EXTRACTED MATERIAL
━━━━━━━━━━━━━━━━━━━━━━━━━━━━━━
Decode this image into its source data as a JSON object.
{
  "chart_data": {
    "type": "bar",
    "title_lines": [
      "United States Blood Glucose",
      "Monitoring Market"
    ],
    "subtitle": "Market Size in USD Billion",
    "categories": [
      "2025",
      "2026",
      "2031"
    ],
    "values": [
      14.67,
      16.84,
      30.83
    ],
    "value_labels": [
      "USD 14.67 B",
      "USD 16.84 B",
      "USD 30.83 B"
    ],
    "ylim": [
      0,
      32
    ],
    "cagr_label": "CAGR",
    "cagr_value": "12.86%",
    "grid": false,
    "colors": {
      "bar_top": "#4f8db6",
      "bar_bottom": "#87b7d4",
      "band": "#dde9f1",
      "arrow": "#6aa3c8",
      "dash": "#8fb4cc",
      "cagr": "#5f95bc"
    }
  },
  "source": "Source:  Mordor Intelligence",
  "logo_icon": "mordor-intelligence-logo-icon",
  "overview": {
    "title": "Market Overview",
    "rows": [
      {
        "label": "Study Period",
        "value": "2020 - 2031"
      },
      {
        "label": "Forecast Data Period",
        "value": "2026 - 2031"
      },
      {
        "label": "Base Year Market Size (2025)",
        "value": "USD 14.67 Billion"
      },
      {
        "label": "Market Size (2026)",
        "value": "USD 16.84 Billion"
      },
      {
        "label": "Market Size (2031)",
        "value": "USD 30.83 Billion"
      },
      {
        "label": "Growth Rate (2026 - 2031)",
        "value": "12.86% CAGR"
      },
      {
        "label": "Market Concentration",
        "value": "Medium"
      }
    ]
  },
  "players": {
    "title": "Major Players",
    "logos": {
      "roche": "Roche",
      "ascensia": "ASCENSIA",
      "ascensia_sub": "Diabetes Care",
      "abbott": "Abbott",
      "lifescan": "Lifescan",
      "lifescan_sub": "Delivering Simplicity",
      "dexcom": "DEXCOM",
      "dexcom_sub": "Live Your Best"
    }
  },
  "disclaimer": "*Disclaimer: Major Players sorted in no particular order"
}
━━━━━━━━━━━━━━━━━━━━━━━━━━━━━━
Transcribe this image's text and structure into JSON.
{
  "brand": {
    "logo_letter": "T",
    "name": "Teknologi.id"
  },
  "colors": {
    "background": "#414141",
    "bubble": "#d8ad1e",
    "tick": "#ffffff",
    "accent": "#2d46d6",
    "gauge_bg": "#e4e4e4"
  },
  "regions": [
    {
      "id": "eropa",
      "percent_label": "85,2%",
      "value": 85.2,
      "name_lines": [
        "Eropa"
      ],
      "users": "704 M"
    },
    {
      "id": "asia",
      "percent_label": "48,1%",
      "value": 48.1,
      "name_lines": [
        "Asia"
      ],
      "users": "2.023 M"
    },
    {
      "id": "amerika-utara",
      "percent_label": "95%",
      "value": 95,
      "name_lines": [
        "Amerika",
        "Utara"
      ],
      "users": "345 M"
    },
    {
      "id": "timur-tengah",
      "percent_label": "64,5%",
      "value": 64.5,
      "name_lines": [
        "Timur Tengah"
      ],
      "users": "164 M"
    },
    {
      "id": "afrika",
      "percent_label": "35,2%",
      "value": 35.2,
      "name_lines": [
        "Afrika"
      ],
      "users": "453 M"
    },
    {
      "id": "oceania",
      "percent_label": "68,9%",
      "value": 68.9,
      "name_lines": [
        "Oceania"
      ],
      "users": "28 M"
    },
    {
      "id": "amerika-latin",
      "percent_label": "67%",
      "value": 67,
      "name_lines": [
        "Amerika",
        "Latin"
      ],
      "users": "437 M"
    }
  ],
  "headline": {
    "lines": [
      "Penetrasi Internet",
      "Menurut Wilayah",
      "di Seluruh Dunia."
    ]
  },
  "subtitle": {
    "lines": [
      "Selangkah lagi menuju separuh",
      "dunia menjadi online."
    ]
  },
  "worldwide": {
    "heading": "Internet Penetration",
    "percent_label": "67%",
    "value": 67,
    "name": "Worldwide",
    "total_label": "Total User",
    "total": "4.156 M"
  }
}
━━━━━━━━━━━━━━━━━━━━━━━━━━━━━━
WHAT IS ASKED
Scan the records above for the string "Size", then select every line that holds it.

ANSWER FOR THIS EXERCISE
    "subtitle": "Market Size in USD Billion",
        "label": "Base Year Market Size (2025)",
        "label": "Market Size (2026)",
        "label": "Market Size (2031)",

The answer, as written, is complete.